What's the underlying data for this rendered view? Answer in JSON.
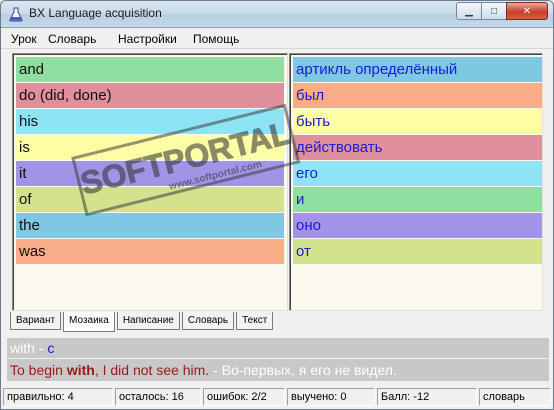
{
  "window": {
    "title": "BX Language acquisition",
    "buttons": {
      "minimize": "▁",
      "maximize": "□",
      "close": "✕"
    }
  },
  "menu": [
    "Урок",
    "Словарь",
    "Настройки",
    "Помощь"
  ],
  "left_words": [
    {
      "text": "and",
      "color": "#8fdfa0"
    },
    {
      "text": "do (did, done)",
      "color": "#e0909c"
    },
    {
      "text": "his",
      "color": "#8ee4f4"
    },
    {
      "text": "is",
      "color": "#fdfea6"
    },
    {
      "text": "it",
      "color": "#a393e6"
    },
    {
      "text": "of",
      "color": "#d3e28c"
    },
    {
      "text": "the",
      "color": "#7ec8e3"
    },
    {
      "text": "was",
      "color": "#f9ad86"
    }
  ],
  "right_words": [
    {
      "text": "артикль определённый",
      "color": "#7ec8e3"
    },
    {
      "text": "был",
      "color": "#f9ad86"
    },
    {
      "text": "быть",
      "color": "#fdfea6"
    },
    {
      "text": "действовать",
      "color": "#e0909c"
    },
    {
      "text": "его",
      "color": "#8ee4f4"
    },
    {
      "text": "и",
      "color": "#8fdfa0"
    },
    {
      "text": "оно",
      "color": "#a393e6"
    },
    {
      "text": "от",
      "color": "#d3e28c"
    }
  ],
  "watermark": {
    "main": "SOFTPORTAL",
    "sub": "www.softportal.com"
  },
  "tabs": [
    "Вариант",
    "Мозаика",
    "Написание",
    "Словарь",
    "Текст"
  ],
  "active_tab": 1,
  "hint": {
    "word": "with",
    "sep": " - ",
    "translation": "с"
  },
  "example": {
    "before": "To begin ",
    "bold": "with",
    "after": ", I did not see him.",
    "sep": " - ",
    "translation": "Во-первых, я его не видел."
  },
  "status": {
    "correct": "правильно: 4",
    "remaining": "осталось: 16",
    "errors": "ошибок: 2/2",
    "learned": "выучено: 0",
    "score": "Балл: -12",
    "mode": "словарь"
  }
}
· · · · ·
# [TASK BRIEF]
State how many lines of the listing include "translation", and nothing more.

# [RESULT OF THE EXERCISE]
2